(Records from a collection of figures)
════════════════
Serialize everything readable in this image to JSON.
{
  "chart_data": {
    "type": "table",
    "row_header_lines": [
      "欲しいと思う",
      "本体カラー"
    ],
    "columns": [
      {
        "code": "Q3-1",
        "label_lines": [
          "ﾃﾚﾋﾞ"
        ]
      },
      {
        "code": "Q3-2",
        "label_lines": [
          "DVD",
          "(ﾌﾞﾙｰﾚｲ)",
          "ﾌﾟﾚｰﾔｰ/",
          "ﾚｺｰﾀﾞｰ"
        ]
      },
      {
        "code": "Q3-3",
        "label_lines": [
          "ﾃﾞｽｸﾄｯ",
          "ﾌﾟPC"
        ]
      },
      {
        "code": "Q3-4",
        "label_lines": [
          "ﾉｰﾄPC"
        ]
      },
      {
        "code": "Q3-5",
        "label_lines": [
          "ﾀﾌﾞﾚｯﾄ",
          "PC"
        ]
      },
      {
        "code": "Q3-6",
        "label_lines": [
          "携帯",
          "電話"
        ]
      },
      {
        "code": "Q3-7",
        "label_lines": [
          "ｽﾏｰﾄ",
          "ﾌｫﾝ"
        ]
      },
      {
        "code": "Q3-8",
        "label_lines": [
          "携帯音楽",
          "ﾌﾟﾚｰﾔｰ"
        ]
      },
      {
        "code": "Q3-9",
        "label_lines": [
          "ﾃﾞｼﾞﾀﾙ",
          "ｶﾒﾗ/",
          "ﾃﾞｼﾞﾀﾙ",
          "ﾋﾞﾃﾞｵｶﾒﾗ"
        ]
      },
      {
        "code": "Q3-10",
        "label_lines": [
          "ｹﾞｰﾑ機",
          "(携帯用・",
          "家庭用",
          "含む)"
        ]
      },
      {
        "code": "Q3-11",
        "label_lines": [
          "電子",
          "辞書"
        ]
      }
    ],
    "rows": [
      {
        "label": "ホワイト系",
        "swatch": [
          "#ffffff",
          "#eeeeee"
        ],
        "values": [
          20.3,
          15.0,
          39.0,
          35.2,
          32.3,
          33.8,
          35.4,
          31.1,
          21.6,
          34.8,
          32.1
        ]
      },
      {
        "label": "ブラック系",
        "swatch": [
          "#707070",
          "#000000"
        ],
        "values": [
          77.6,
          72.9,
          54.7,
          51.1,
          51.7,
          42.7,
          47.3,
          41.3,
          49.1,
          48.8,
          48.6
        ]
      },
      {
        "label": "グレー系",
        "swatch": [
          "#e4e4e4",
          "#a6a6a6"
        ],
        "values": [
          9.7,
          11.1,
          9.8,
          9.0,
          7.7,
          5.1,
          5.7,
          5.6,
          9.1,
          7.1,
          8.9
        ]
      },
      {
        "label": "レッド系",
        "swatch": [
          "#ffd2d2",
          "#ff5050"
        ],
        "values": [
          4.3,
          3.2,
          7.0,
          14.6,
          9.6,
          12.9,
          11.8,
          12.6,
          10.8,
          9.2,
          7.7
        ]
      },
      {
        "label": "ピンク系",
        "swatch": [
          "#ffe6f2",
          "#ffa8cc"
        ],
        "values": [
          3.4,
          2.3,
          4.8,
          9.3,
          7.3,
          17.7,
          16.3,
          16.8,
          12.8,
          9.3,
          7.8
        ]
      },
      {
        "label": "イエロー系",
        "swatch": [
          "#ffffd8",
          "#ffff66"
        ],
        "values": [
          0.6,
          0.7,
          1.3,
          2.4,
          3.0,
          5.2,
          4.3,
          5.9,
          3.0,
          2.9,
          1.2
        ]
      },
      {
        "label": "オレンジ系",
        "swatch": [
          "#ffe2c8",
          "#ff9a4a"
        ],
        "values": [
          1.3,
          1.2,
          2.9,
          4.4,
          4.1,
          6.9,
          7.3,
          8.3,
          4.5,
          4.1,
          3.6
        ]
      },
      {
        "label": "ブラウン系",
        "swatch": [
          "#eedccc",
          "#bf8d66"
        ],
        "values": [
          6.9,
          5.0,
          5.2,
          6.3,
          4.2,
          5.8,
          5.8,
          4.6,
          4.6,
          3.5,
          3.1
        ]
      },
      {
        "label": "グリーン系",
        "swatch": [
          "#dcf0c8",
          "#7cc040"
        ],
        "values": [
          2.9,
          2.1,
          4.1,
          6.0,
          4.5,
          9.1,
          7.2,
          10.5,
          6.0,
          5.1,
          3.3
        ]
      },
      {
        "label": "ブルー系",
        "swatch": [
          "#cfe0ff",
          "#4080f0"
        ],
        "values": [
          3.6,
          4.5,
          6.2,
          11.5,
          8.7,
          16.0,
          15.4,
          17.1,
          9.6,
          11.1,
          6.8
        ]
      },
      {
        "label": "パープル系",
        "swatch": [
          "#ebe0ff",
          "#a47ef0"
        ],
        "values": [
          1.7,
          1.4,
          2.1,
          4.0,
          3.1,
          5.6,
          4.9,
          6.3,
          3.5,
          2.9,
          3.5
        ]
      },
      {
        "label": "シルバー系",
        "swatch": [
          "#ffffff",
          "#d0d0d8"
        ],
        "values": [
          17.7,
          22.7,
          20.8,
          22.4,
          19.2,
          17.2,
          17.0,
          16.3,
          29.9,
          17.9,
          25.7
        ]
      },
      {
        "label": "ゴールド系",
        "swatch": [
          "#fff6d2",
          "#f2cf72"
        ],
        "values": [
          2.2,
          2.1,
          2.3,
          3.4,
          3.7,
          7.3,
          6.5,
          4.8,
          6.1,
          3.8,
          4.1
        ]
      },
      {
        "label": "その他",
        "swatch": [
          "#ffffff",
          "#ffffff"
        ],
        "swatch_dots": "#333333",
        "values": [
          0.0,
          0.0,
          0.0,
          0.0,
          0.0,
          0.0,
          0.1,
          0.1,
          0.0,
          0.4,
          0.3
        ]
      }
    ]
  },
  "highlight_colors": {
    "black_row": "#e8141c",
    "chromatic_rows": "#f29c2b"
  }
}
════════════════
The task: Using the listing above, please repeat every entry exactly.

Answer to this exercise:
Serialize everything readable in this image to JSON.
{
  "chart_data": {
    "type": "table",
    "row_header_lines": [
      "欲しいと思う",
      "本体カラー"
    ],
    "columns": [
      {
        "code": "Q3-1",
        "label_lines": [
          "ﾃﾚﾋﾞ"
        ]
      },
      {
        "code": "Q3-2",
        "label_lines": [
          "DVD",
          "(ﾌﾞﾙｰﾚｲ)",
          "ﾌﾟﾚｰﾔｰ/",
          "ﾚｺｰﾀﾞｰ"
        ]
      },
      {
        "code": "Q3-3",
        "label_lines": [
          "ﾃﾞｽｸﾄｯ",
          "ﾌﾟPC"
        ]
      },
      {
        "code": "Q3-4",
        "label_lines": [
          "ﾉｰﾄPC"
        ]
      },
      {
        "code": "Q3-5",
        "label_lines": [
          "ﾀﾌﾞﾚｯﾄ",
          "PC"
        ]
      },
      {
        "code": "Q3-6",
        "label_lines": [
          "携帯",
          "電話"
        ]
      },
      {
        "code": "Q3-7",
        "label_lines": [
          "ｽﾏｰﾄ",
          "ﾌｫﾝ"
        ]
      },
      {
        "code": "Q3-8",
        "label_lines": [
          "携帯音楽",
          "ﾌﾟﾚｰﾔｰ"
        ]
      },
      {
        "code": "Q3-9",
        "label_lines": [
          "ﾃﾞｼﾞﾀﾙ",
          "ｶﾒﾗ/",
          "ﾃﾞｼﾞﾀﾙ",
          "ﾋﾞﾃﾞｵｶﾒﾗ"
        ]
      },
      {
        "code": "Q3-10",
        "label_lines": [
          "ｹﾞｰﾑ機",
          "(携帯用・",
          "家庭用",
          "含む)"
        ]
      },
      {
        "code": "Q3-11",
        "label_lines": [
          "電子",
          "辞書"
        ]
      }
    ],
    "rows": [
      {
        "label": "ホワイト系",
        "swatch": [
          "#ffffff",
          "#eeeeee"
        ],
        "values": [
          20.3,
          15.0,
          39.0,
          35.2,
          32.3,
          33.8,
          35.4,
          31.1,
          21.6,
          34.8,
          32.1
        ]
      },
      {
        "label": "ブラック系",
        "swatch": [
          "#707070",
          "#000000"
        ],
        "values": [
          77.6,
          72.9,
          54.7,
          51.1,
          51.7,
          42.7,
          47.3,
          41.3,
          49.1,
          48.8,
          48.6
        ]
      },
      {
        "label": "グレー系",
        "swatch": [
          "#e4e4e4",
          "#a6a6a6"
        ],
        "values": [
          9.7,
          11.1,
          9.8,
          9.0,
          7.7,
          5.1,
          5.7,
          5.6,
          9.1,
          7.1,
          8.9
        ]
      },
      {
        "label": "レッド系",
        "swatch": [
          "#ffd2d2",
          "#ff5050"
        ],
        "values": [
          4.3,
          3.2,
          7.0,
          14.6,
          9.6,
          12.9,
          11.8,
          12.6,
          10.8,
          9.2,
          7.7
        ]
      },
      {
        "label": "ピンク系",
        "swatch": [
          "#ffe6f2",
          "#ffa8cc"
        ],
        "values": [
          3.4,
          2.3,
          4.8,
          9.3,
          7.3,
          17.7,
          16.3,
          16.8,
          12.8,
          9.3,
          7.8
        ]
      },
      {
        "label": "イエロー系",
        "swatch": [
          "#ffffd8",
          "#ffff66"
        ],
        "values": [
          0.6,
          0.7,
          1.3,
          2.4,
          3.0,
          5.2,
          4.3,
          5.9,
          3.0,
          2.9,
          1.2
        ]
      },
      {
        "label": "オレンジ系",
        "swatch": [
          "#ffe2c8",
          "#ff9a4a"
        ],
        "values": [
          1.3,
          1.2,
          2.9,
          4.4,
          4.1,
          6.9,
          7.3,
          8.3,
          4.5,
          4.1,
          3.6
        ]
      },
      {
        "label": "ブラウン系",
        "swatch": [
          "#eedccc",
          "#bf8d66"
        ],
        "values": [
          6.9,
          5.0,
          5.2,
          6.3,
          4.2,
          5.8,
          5.8,
          4.6,
          4.6,
          3.5,
          3.1
        ]
      },
      {
        "label": "グリーン系",
        "swatch": [
          "#dcf0c8",
          "#7cc040"
        ],
        "values": [
          2.9,
          2.1,
          4.1,
          6.0,
          4.5,
          9.1,
          7.2,
          10.5,
          6.0,
          5.1,
          3.3
        ]
      },
      {
        "label": "ブルー系",
        "swatch": [
          "#cfe0ff",
          "#4080f0"
        ],
        "values": [
          3.6,
          4.5,
          6.2,
          11.5,
          8.7,
          16.0,
          15.4,
          17.1,
          9.6,
          11.1,
          6.8
        ]
      },
      {
        "label": "パープル系",
        "swatch": [
          "#ebe0ff",
          "#a47ef0"
        ],
        "values": [
          1.7,
          1.4,
          2.1,
          4.0,
          3.1,
          5.6,
          4.9,
          6.3,
          3.5,
          2.9,
          3.5
        ]
      },
      {
        "label": "シルバー系",
        "swatch": [
          "#ffffff",
          "#d0d0d8"
        ],
        "values": [
          17.7,
          22.7,
          20.8,
          22.4,
          19.2,
          17.2,
          17.0,
          16.3,
          29.9,
          17.9,
          25.7
        ]
      },
      {
        "label": "ゴールド系",
        "swatch": [
          "#fff6d2",
          "#f2cf72"
        ],
        "values": [
          2.2,
          2.1,
          2.3,
          3.4,
          3.7,
          7.3,
          6.5,
          4.8,
          6.1,
          3.8,
          4.1
        ]
      },
      {
        "label": "その他",
        "swatch": [
          "#ffffff",
          "#ffffff"
        ],
        "swatch_dots": "#333333",
        "values": [
          0.0,
          0.0,
          0.0,
          0.0,
          0.0,
          0.0,
          0.1,
          0.1,
          0.0,
          0.4,
          0.3
        ]
      }
    ]
  },
  "highlight_colors": {
    "black_row": "#e8141c",
    "chromatic_rows": "#f29c2b"
  }
}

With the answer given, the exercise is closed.